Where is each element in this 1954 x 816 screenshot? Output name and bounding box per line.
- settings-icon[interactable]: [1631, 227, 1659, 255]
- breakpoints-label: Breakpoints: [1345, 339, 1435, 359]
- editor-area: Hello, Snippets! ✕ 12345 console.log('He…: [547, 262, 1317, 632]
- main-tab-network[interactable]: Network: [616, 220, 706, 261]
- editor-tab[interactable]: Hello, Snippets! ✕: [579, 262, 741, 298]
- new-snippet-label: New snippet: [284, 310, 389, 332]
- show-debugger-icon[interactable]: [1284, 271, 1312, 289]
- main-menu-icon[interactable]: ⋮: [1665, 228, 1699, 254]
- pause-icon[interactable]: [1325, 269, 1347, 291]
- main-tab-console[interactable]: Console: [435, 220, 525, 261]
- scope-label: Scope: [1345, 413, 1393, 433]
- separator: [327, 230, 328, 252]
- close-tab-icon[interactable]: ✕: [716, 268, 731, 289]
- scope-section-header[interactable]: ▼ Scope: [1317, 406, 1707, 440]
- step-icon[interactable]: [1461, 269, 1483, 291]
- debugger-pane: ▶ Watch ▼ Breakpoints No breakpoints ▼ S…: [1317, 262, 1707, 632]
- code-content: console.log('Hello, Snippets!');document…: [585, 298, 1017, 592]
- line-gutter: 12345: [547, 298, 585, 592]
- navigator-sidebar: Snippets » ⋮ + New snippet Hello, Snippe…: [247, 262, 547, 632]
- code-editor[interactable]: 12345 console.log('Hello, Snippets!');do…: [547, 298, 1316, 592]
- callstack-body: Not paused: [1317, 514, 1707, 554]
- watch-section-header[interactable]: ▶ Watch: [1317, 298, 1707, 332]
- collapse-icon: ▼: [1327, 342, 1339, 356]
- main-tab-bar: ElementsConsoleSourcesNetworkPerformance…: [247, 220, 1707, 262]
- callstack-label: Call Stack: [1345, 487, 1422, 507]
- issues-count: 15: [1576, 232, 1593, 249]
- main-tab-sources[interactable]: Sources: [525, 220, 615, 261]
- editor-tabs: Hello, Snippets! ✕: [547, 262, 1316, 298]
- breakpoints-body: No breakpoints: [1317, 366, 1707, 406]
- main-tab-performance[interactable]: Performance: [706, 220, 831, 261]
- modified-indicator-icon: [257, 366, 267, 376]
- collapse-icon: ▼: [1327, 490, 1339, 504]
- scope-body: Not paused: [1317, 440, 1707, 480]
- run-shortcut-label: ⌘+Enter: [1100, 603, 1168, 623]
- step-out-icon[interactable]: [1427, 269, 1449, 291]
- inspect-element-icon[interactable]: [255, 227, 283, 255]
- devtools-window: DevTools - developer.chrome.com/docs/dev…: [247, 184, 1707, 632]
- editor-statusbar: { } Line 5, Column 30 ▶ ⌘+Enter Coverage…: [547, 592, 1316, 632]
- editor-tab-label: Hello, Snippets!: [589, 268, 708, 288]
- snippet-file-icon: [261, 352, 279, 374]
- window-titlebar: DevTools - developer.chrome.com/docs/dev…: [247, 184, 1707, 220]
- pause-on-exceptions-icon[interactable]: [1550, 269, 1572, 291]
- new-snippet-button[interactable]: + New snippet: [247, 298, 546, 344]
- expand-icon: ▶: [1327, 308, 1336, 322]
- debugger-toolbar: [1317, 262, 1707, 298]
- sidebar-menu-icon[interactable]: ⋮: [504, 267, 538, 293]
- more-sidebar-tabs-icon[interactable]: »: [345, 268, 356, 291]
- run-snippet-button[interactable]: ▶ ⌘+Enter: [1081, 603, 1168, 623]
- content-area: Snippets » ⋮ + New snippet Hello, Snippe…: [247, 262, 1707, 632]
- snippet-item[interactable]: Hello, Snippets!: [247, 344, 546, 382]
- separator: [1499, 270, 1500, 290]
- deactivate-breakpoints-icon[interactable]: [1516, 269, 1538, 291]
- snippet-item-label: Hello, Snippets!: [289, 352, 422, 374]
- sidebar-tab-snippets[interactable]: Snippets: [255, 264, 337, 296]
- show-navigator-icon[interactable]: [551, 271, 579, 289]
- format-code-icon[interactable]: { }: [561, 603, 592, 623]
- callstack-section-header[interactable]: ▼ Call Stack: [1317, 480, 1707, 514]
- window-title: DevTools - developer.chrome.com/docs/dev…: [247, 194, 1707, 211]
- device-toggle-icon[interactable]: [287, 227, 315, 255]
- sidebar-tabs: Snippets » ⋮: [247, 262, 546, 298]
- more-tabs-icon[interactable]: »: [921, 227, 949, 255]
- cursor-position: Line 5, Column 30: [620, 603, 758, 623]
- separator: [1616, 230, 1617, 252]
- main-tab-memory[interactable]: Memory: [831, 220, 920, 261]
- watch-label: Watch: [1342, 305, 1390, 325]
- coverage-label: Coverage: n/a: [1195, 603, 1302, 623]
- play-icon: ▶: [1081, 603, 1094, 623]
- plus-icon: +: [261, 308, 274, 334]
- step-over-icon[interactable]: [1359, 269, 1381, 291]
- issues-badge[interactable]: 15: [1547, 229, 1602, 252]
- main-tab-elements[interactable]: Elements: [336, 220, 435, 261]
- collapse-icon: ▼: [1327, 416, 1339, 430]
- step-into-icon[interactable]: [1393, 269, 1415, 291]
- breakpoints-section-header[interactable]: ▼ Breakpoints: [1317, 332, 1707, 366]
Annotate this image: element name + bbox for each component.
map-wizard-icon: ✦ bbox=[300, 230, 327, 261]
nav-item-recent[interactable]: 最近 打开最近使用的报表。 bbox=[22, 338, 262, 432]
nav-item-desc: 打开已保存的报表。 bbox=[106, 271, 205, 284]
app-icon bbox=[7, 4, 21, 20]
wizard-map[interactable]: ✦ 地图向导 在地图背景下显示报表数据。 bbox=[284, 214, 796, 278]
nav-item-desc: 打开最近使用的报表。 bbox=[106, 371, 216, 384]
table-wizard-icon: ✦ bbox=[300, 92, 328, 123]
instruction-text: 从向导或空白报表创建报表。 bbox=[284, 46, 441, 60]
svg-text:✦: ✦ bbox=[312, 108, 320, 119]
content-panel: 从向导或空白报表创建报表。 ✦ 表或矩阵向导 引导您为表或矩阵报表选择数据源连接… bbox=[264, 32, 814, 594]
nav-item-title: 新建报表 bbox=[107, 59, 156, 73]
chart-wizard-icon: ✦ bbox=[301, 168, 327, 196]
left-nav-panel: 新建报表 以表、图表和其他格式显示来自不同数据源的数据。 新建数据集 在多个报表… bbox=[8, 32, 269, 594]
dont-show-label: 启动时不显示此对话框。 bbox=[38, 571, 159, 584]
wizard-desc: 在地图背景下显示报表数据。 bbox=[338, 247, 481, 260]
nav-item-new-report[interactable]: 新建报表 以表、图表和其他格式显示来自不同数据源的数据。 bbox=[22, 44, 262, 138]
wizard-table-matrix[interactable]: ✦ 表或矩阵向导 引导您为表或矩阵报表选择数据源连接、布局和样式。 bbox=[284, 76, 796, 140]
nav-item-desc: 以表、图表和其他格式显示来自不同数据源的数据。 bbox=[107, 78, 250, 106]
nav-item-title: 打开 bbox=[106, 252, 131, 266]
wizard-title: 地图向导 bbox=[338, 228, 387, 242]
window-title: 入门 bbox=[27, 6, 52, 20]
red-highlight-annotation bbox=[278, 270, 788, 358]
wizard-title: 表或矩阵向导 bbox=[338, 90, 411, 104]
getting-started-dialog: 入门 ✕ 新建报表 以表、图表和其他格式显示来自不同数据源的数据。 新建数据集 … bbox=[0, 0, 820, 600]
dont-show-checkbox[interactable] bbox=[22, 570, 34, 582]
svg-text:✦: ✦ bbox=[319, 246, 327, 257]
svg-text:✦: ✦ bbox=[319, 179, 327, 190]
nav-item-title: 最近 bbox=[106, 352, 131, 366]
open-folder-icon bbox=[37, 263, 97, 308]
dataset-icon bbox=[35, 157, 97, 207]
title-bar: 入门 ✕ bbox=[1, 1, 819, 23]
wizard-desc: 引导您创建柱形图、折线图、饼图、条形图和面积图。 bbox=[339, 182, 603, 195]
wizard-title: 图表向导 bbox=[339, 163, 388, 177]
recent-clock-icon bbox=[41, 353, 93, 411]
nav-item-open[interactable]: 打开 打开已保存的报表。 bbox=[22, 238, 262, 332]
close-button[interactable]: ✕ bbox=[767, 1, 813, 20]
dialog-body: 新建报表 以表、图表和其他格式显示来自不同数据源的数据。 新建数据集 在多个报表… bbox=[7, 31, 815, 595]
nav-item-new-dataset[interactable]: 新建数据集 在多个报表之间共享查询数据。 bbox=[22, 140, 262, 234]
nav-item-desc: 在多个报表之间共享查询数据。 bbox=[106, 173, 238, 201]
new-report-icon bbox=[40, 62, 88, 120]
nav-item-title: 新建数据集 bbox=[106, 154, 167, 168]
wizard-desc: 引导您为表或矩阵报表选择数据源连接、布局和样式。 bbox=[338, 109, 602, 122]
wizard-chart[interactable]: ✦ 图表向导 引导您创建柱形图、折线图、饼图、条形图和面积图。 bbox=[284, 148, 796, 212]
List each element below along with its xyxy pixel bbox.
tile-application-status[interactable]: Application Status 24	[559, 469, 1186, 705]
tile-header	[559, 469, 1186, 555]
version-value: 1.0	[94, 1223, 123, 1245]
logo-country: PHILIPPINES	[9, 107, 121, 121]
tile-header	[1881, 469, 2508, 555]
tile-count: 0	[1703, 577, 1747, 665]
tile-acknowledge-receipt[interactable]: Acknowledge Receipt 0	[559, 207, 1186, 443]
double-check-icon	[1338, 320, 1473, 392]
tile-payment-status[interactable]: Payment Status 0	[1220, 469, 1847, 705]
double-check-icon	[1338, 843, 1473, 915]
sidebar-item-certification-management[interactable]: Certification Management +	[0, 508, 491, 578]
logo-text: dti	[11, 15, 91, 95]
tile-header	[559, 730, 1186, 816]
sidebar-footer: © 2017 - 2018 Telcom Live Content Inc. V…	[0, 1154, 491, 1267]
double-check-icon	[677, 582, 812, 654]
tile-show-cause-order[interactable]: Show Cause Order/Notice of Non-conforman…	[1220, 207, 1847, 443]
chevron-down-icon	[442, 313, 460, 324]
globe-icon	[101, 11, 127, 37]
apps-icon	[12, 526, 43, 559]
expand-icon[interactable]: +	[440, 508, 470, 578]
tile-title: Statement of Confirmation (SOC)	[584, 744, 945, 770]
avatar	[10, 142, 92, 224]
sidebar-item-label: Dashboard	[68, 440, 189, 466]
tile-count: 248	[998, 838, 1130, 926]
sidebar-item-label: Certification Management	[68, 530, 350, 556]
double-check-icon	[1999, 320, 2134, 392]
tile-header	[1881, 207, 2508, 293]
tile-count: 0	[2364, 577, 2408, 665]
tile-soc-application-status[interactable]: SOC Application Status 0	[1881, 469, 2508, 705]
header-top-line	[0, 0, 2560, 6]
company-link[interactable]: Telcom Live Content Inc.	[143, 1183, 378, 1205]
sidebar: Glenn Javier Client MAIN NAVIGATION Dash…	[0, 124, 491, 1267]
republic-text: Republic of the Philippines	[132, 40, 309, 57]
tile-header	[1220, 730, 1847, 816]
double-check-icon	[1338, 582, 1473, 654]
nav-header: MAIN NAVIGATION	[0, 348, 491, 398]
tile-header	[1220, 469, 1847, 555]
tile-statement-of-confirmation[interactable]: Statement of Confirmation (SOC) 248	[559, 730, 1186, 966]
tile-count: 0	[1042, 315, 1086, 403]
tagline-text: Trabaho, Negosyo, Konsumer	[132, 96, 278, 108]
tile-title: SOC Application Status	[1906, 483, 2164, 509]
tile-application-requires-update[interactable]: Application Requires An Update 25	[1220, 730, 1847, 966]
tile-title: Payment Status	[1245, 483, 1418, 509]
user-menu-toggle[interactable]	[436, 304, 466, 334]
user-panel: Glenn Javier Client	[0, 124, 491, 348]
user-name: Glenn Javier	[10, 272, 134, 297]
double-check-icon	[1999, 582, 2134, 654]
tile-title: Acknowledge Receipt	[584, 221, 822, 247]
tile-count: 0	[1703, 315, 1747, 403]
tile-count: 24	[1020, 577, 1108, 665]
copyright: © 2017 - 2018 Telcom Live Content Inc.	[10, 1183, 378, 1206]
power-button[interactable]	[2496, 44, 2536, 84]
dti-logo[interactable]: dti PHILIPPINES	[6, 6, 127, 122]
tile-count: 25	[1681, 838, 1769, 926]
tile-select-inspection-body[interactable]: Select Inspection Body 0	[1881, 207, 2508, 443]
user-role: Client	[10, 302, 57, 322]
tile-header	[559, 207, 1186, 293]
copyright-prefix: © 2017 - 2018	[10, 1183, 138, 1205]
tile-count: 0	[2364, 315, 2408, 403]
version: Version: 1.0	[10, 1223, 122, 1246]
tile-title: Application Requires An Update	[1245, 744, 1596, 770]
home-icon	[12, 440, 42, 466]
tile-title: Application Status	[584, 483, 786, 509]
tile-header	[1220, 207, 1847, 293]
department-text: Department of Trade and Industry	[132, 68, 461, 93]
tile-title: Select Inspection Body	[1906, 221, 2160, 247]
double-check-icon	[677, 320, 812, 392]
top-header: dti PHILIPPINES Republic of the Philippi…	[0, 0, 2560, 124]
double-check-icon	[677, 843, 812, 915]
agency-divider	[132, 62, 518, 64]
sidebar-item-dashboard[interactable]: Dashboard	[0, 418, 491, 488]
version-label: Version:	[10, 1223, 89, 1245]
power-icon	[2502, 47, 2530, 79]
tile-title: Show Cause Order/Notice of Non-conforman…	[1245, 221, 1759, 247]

----------------------------------------

> [Stated exercise]: How many lines in the items above contain the word "Confirmation"? Reply with the number only.

> [Result for this exercise]: 2